==== DATASET ENTRIES

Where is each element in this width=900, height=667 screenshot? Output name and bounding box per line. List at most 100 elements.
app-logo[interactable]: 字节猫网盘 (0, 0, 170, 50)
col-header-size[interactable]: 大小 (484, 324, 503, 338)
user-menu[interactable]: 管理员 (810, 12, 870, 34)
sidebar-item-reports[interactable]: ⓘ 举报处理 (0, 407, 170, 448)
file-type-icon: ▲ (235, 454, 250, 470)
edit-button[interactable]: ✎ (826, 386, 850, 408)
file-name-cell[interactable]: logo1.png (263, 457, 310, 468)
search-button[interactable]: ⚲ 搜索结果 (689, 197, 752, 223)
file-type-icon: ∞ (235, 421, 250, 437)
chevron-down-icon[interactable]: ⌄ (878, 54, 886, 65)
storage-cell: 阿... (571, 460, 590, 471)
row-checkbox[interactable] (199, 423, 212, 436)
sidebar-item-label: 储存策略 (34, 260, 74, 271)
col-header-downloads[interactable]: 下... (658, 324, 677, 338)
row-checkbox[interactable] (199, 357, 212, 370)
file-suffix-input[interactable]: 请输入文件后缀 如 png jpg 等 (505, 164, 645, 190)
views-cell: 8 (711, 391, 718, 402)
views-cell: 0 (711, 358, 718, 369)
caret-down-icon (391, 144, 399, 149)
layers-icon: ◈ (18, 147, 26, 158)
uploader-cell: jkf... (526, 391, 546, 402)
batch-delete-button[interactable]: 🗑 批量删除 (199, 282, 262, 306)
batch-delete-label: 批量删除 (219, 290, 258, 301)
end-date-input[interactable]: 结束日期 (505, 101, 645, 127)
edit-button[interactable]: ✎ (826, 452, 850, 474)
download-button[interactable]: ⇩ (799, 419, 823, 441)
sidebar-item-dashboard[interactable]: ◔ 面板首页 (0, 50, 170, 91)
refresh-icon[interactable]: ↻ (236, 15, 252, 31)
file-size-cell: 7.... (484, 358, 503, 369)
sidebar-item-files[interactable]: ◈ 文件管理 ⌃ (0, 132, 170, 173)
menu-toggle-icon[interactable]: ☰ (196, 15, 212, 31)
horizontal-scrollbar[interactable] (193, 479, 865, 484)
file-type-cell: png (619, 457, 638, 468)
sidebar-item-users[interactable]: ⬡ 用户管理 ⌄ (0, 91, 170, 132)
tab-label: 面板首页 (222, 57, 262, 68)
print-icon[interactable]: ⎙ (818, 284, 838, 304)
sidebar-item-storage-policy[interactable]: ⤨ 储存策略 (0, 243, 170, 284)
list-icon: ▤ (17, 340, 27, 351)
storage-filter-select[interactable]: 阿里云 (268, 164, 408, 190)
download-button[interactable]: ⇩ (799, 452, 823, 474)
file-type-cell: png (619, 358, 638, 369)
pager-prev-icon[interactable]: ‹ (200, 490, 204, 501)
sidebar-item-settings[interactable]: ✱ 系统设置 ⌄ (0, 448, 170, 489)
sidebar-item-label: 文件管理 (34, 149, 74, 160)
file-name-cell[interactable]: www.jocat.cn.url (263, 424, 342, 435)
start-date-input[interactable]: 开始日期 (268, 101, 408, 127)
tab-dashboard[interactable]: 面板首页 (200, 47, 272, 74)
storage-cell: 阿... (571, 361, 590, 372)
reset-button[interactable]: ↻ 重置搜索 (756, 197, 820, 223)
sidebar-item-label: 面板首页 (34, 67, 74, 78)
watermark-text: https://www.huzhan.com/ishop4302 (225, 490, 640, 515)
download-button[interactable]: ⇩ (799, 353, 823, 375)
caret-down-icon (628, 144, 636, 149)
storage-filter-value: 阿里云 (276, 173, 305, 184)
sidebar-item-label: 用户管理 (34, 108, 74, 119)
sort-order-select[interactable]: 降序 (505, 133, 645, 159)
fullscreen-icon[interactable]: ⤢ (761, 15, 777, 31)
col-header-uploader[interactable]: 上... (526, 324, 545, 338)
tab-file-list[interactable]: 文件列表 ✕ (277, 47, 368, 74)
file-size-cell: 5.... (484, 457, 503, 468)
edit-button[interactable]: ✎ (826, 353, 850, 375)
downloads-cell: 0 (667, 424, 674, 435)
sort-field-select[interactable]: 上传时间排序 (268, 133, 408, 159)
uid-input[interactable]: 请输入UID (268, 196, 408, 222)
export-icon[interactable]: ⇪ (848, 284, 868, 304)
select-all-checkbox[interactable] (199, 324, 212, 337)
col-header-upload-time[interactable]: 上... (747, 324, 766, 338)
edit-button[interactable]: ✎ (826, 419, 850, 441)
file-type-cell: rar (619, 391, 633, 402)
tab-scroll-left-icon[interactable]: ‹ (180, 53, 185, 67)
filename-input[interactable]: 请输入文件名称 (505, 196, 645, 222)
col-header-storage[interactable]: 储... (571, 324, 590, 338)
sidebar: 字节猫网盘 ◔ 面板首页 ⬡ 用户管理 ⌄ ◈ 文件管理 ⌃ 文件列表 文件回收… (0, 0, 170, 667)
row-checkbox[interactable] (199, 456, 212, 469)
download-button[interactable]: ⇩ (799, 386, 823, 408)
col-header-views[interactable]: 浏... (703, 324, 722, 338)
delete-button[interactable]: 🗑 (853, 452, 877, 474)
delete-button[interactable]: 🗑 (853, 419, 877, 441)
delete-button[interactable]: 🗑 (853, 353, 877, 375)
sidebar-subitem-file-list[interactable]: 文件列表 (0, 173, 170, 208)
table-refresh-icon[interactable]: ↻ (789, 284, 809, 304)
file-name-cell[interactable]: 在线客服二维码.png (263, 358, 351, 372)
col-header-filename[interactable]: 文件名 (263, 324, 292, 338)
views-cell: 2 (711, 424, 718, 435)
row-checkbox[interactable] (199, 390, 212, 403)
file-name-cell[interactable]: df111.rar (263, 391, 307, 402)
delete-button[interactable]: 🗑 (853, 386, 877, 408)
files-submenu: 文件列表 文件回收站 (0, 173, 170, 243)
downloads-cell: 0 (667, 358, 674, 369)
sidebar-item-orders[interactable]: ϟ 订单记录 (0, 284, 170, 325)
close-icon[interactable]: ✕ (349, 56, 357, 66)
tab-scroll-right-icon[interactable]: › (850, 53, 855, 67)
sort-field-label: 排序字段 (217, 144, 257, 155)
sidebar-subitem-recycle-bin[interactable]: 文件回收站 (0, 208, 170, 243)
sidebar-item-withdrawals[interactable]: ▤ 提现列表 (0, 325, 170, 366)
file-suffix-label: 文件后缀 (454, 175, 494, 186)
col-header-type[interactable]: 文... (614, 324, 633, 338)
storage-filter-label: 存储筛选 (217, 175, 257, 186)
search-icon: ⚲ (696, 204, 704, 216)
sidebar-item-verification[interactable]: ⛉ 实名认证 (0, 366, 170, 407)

========

WHAT IS REQUIRED: Reproduce every line of the listing above without any changes.

WRITTEN REPLY:
Where is each element in this width=900, height=667 screenshot? Output name and bounding box per line. List at most 100 elements.
app-logo[interactable]: 字节猫网盘 (0, 0, 170, 50)
col-header-size[interactable]: 大小 (484, 324, 503, 338)
user-menu[interactable]: 管理员 (810, 12, 870, 34)
sidebar-item-reports[interactable]: ⓘ 举报处理 (0, 407, 170, 448)
file-type-icon: ▲ (235, 454, 250, 470)
edit-button[interactable]: ✎ (826, 386, 850, 408)
file-name-cell[interactable]: logo1.png (263, 457, 310, 468)
search-button[interactable]: ⚲ 搜索结果 (689, 197, 752, 223)
file-type-icon: ∞ (235, 421, 250, 437)
chevron-down-icon[interactable]: ⌄ (878, 54, 886, 65)
storage-cell: 阿... (571, 460, 590, 471)
row-checkbox[interactable] (199, 423, 212, 436)
sidebar-item-label: 储存策略 (34, 260, 74, 271)
col-header-downloads[interactable]: 下... (658, 324, 677, 338)
row-checkbox[interactable] (199, 357, 212, 370)
file-suffix-input[interactable]: 请输入文件后缀 如 png jpg 等 (505, 164, 645, 190)
views-cell: 8 (711, 391, 718, 402)
views-cell: 0 (711, 358, 718, 369)
caret-down-icon (391, 144, 399, 149)
layers-icon: ◈ (18, 147, 26, 158)
uploader-cell: jkf... (526, 391, 546, 402)
batch-delete-button[interactable]: 🗑 批量删除 (199, 282, 262, 306)
batch-delete-label: 批量删除 (219, 290, 258, 301)
end-date-input[interactable]: 结束日期 (505, 101, 645, 127)
edit-button[interactable]: ✎ (826, 452, 850, 474)
download-button[interactable]: ⇩ (799, 419, 823, 441)
sidebar-item-dashboard[interactable]: ◔ 面板首页 (0, 50, 170, 91)
refresh-icon[interactable]: ↻ (236, 15, 252, 31)
file-size-cell: 7.... (484, 358, 503, 369)
sidebar-item-files[interactable]: ◈ 文件管理 ⌃ (0, 132, 170, 173)
menu-toggle-icon[interactable]: ☰ (196, 15, 212, 31)
horizontal-scrollbar[interactable] (193, 479, 865, 484)
file-type-cell: png (619, 457, 638, 468)
sidebar-item-users[interactable]: ⬡ 用户管理 ⌄ (0, 91, 170, 132)
tab-label: 面板首页 (222, 57, 262, 68)
print-icon[interactable]: ⎙ (818, 284, 838, 304)
sidebar-item-storage-policy[interactable]: ⤨ 储存策略 (0, 243, 170, 284)
list-icon: ▤ (17, 340, 27, 351)
storage-filter-select[interactable]: 阿里云 (268, 164, 408, 190)
download-button[interactable]: ⇩ (799, 452, 823, 474)
file-type-cell: png (619, 358, 638, 369)
pager-prev-icon[interactable]: ‹ (200, 490, 204, 501)
sidebar-item-settings[interactable]: ✱ 系统设置 ⌄ (0, 448, 170, 489)
sidebar-item-label: 文件管理 (34, 149, 74, 160)
file-name-cell[interactable]: www.jocat.cn.url (263, 424, 342, 435)
start-date-input[interactable]: 开始日期 (268, 101, 408, 127)
tab-dashboard[interactable]: 面板首页 (200, 47, 272, 74)
storage-cell: 阿... (571, 361, 590, 372)
reset-button[interactable]: ↻ 重置搜索 (756, 197, 820, 223)
sidebar-item-label: 面板首页 (34, 67, 74, 78)
watermark-text: https://www.huzhan.com/ishop4302 (225, 490, 640, 515)
download-button[interactable]: ⇩ (799, 353, 823, 375)
caret-down-icon (628, 144, 636, 149)
storage-filter-value: 阿里云 (276, 173, 305, 184)
sidebar-item-label: 用户管理 (34, 108, 74, 119)
sort-order-select[interactable]: 降序 (505, 133, 645, 159)
fullscreen-icon[interactable]: ⤢ (761, 15, 777, 31)
col-header-uploader[interactable]: 上... (526, 324, 545, 338)
tab-file-list[interactable]: 文件列表 ✕ (277, 47, 368, 74)
file-size-cell: 5.... (484, 457, 503, 468)
edit-button[interactable]: ✎ (826, 353, 850, 375)
downloads-cell: 0 (667, 424, 674, 435)
sort-field-select[interactable]: 上传时间排序 (268, 133, 408, 159)
uid-input[interactable]: 请输入UID (268, 196, 408, 222)
export-icon[interactable]: ⇪ (848, 284, 868, 304)
select-all-checkbox[interactable] (199, 324, 212, 337)
col-header-upload-time[interactable]: 上... (747, 324, 766, 338)
edit-button[interactable]: ✎ (826, 419, 850, 441)
file-type-cell: rar (619, 391, 633, 402)
tab-scroll-left-icon[interactable]: ‹ (180, 53, 185, 67)
filename-input[interactable]: 请输入文件名称 (505, 196, 645, 222)
col-header-storage[interactable]: 储... (571, 324, 590, 338)
sidebar: 字节猫网盘 ◔ 面板首页 ⬡ 用户管理 ⌄ ◈ 文件管理 ⌃ 文件列表 文件回收… (0, 0, 170, 667)
row-checkbox[interactable] (199, 456, 212, 469)
download-button[interactable]: ⇩ (799, 386, 823, 408)
col-header-views[interactable]: 浏... (703, 324, 722, 338)
delete-button[interactable]: 🗑 (853, 452, 877, 474)
delete-button[interactable]: 🗑 (853, 419, 877, 441)
delete-button[interactable]: 🗑 (853, 353, 877, 375)
sidebar-subitem-file-list[interactable]: 文件列表 (0, 173, 170, 208)
table-refresh-icon[interactable]: ↻ (789, 284, 809, 304)
file-name-cell[interactable]: 在线客服二维码.png (263, 358, 351, 372)
col-header-filename[interactable]: 文件名 (263, 324, 292, 338)
views-cell: 2 (711, 424, 718, 435)
row-checkbox[interactable] (199, 390, 212, 403)
file-name-cell[interactable]: df111.rar (263, 391, 307, 402)
delete-button[interactable]: 🗑 (853, 386, 877, 408)
files-submenu: 文件列表 文件回收站 (0, 173, 170, 243)
downloads-cell: 0 (667, 358, 674, 369)
sidebar-item-orders[interactable]: ϟ 订单记录 (0, 284, 170, 325)
close-icon[interactable]: ✕ (349, 56, 357, 66)
tab-scroll-right-icon[interactable]: › (850, 53, 855, 67)
sort-field-label: 排序字段 (217, 144, 257, 155)
sidebar-subitem-recycle-bin[interactable]: 文件回收站 (0, 208, 170, 243)
sidebar-item-withdrawals[interactable]: ▤ 提现列表 (0, 325, 170, 366)
file-suffix-label: 文件后缀 (454, 175, 494, 186)
col-header-type[interactable]: 文... (614, 324, 633, 338)
storage-filter-label: 存储筛选 (217, 175, 257, 186)
search-icon: ⚲ (696, 204, 704, 216)
sidebar-item-verification[interactable]: ⛉ 实名认证 (0, 366, 170, 407)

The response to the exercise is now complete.